A run of records →
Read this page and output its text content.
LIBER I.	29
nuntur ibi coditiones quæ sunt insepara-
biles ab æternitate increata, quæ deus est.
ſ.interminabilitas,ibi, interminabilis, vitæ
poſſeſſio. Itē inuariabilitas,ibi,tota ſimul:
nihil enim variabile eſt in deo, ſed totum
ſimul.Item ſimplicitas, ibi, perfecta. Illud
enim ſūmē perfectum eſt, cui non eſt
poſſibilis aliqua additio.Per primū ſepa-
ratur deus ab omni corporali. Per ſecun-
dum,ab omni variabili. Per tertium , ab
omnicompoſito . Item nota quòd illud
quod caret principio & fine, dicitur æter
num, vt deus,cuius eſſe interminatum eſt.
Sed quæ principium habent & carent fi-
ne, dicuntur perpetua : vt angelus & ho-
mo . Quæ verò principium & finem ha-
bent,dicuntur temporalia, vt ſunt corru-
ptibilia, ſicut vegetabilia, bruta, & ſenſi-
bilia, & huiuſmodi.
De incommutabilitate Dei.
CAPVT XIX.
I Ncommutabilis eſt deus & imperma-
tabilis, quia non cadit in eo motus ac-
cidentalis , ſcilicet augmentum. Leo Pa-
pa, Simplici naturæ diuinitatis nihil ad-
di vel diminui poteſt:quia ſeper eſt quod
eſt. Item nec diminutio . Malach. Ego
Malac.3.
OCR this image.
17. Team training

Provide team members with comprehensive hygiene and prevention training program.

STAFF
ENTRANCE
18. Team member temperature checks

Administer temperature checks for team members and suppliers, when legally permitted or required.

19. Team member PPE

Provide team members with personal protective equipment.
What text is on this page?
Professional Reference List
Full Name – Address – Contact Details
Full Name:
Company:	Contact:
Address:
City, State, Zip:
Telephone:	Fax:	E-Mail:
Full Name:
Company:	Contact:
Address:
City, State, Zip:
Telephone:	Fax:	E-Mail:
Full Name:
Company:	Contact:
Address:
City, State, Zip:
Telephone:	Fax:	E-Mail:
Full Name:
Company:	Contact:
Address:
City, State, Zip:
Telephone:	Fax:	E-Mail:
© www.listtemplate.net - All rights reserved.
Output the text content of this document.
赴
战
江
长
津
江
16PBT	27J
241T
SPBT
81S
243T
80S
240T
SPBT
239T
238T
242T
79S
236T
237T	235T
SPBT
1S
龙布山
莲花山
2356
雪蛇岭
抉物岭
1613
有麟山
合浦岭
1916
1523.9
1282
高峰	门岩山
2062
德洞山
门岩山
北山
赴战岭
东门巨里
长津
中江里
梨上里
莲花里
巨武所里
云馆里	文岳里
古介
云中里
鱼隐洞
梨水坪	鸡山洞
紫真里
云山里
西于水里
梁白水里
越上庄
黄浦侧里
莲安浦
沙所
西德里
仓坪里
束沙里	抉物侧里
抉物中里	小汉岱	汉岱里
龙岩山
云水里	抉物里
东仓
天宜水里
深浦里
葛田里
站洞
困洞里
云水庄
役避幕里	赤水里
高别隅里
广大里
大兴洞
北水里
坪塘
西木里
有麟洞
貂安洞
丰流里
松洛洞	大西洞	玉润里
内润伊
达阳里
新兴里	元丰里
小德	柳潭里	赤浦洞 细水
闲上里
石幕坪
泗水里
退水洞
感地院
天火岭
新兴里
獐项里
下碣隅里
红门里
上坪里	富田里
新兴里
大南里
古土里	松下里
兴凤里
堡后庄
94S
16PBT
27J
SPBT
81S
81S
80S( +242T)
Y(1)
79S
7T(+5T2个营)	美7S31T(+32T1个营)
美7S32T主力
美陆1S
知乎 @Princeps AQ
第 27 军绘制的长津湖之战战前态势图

What the task requires → Reply with nothing but a number: how many lines of the entries above contain the string "Provide"?

Task answer → 2